• **DESCRIPTION OF THE TASK**
Give only the number of lines in these records that contain the word "locale".

• **DATA SHOWN**
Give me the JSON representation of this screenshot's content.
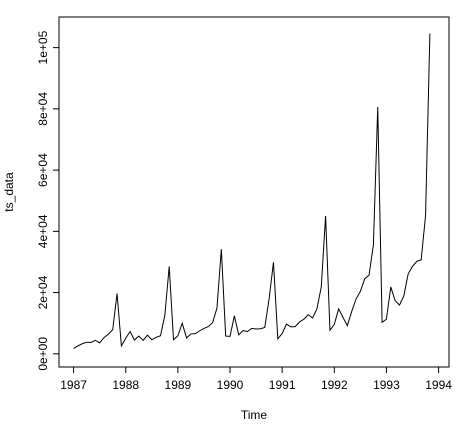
{
  "chart_data": {
    "type": "line",
    "title": "",
    "xlabel": "Time",
    "ylabel": "ts_data",
    "xlim": [
      1986.72,
      1994.2
    ],
    "ylim": [
      -4300,
      110000
    ],
    "x_ticks": [
      1987,
      1988,
      1989,
      1990,
      1991,
      1992,
      1993,
      1994
    ],
    "x_tick_labels": [
      "1987",
      "1988",
      "1989",
      "1990",
      "1991",
      "1992",
      "1993",
      "1994"
    ],
    "y_ticks": [
      0,
      20000,
      40000,
      60000,
      80000,
      100000
    ],
    "y_tick_labels": [
      "0e+00",
      "2e+04",
      "4e+04",
      "6e+04",
      "8e+04",
      "1e+05"
    ],
    "grid": false,
    "legend": "none",
    "line_color": "#000000",
    "series": [
      {
        "start": 1987,
        "frequency": 12,
        "values": [
          1700,
          2600,
          3300,
          3800,
          3700,
          4400,
          3600,
          5300,
          6400,
          7900,
          19700,
          2600,
          5100,
          7300,
          4500,
          5800,
          4400,
          6100,
          4600,
          5400,
          5900,
          12600,
          28500,
          4600,
          5900,
          10000,
          5200,
          6500,
          6600,
          7500,
          8300,
          8900,
          10200,
          15000,
          34200,
          5800,
          5700,
          12400,
          6200,
          7600,
          7300,
          8300,
          8100,
          8200,
          8600,
          18000,
          29900,
          4900,
          6600,
          9700,
          8800,
          8900,
          10400,
          11300,
          12800,
          11700,
          14700,
          21800,
          45000,
          7700,
          9600,
          14700,
          11900,
          9200,
          13800,
          17900,
          20400,
          24500,
          25700,
          35600,
          80600,
          10300,
          11300,
          21800,
          17400,
          15900,
          18900,
          26100,
          28600,
          30200,
          30700,
          45100,
          104600
        ]
      }
    ]
  }
}
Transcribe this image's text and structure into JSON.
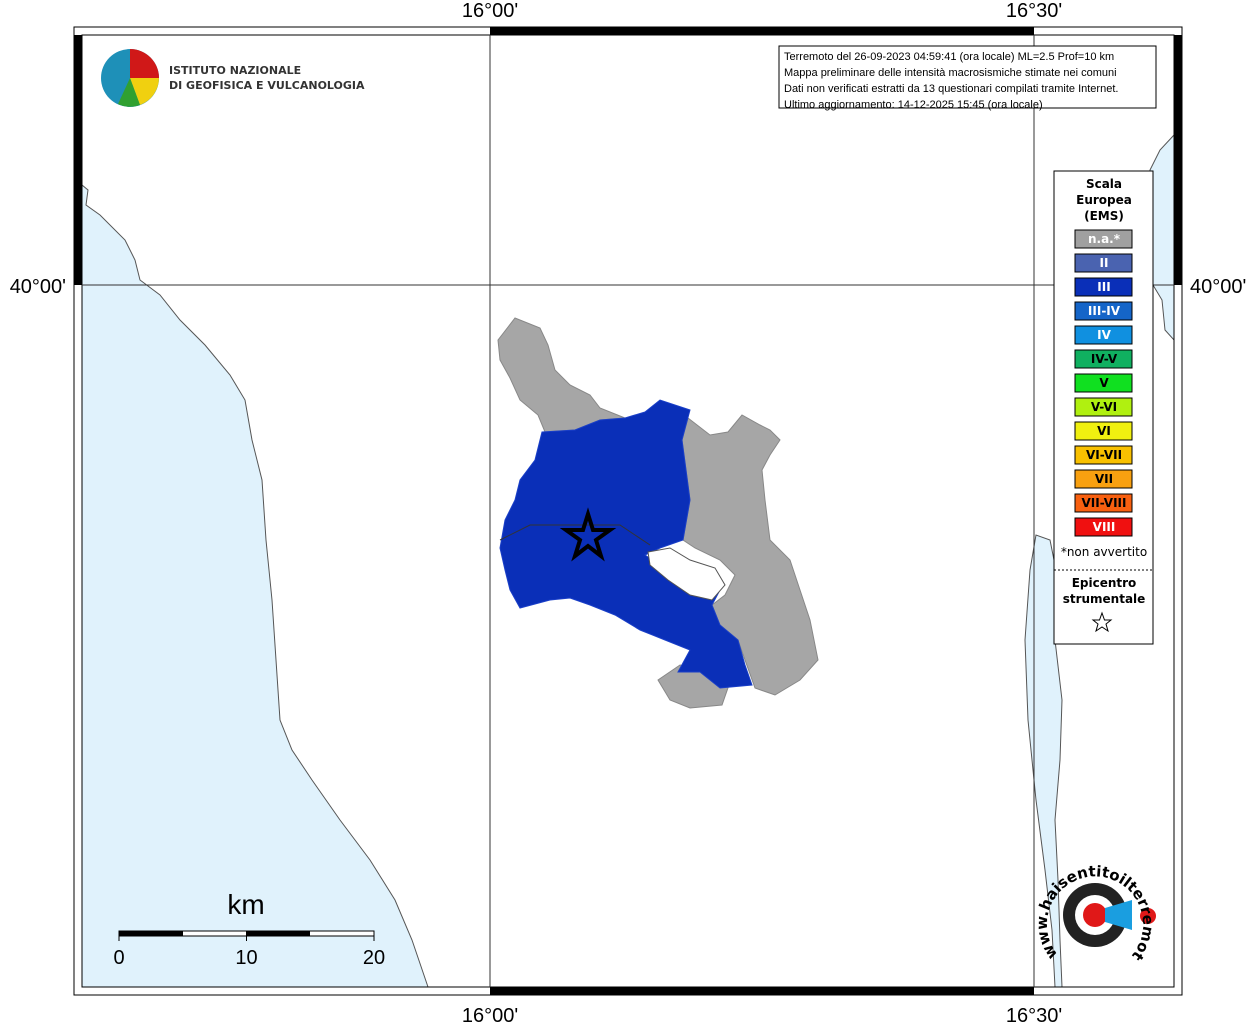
{
  "logo": {
    "line1": "ISTITUTO NAZIONALE",
    "line2": "DI GEOFISICA E VULCANOLOGIA"
  },
  "info": [
    "Terremoto del 26-09-2023 04:59:41 (ora locale) ML=2.5 Prof=10 km",
    "Mappa preliminare delle intensità macrosismiche stimate nei comuni",
    "Dati non verificati estratti da 13 questionari compilati tramite Internet.",
    "Ultimo aggiornamento: 14-12-2025 15:45 (ora locale)"
  ],
  "axes": {
    "top": [
      "16°00'",
      "16°30'"
    ],
    "bottom": [
      "16°00'",
      "16°30'"
    ],
    "left": "40°00'",
    "right": "40°00'"
  },
  "legend": {
    "title": [
      "Scala",
      "Europea",
      "(EMS)"
    ],
    "items": [
      {
        "label": "n.a.*",
        "color": "#a0a0a0",
        "text_color": "#ffffff"
      },
      {
        "label": "II",
        "color": "#4a63b0",
        "text_color": "#ffffff"
      },
      {
        "label": "III",
        "color": "#0a2fb8",
        "text_color": "#ffffff"
      },
      {
        "label": "III-IV",
        "color": "#1565c8",
        "text_color": "#ffffff"
      },
      {
        "label": "IV",
        "color": "#1090e0",
        "text_color": "#ffffff"
      },
      {
        "label": "IV-V",
        "color": "#10b060",
        "text_color": "#000000"
      },
      {
        "label": "V",
        "color": "#10e020",
        "text_color": "#000000"
      },
      {
        "label": "V-VI",
        "color": "#b0f010",
        "text_color": "#000000"
      },
      {
        "label": "VI",
        "color": "#f0f010",
        "text_color": "#000000"
      },
      {
        "label": "VI-VII",
        "color": "#f8c000",
        "text_color": "#000000"
      },
      {
        "label": "VII",
        "color": "#f8a010",
        "text_color": "#000000"
      },
      {
        "label": "VII-VIII",
        "color": "#f86010",
        "text_color": "#000000"
      },
      {
        "label": "VIII",
        "color": "#f01010",
        "text_color": "#ffffff"
      }
    ],
    "note": "*non avvertito",
    "epicenter": [
      "Epicentro",
      "strumentale"
    ]
  },
  "scale": {
    "unit": "km",
    "ticks": [
      "0",
      "10",
      "20"
    ]
  },
  "badge": {
    "url": "www.haisentitoilterremoto.it"
  }
}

• **EXERCISE RESULT**
2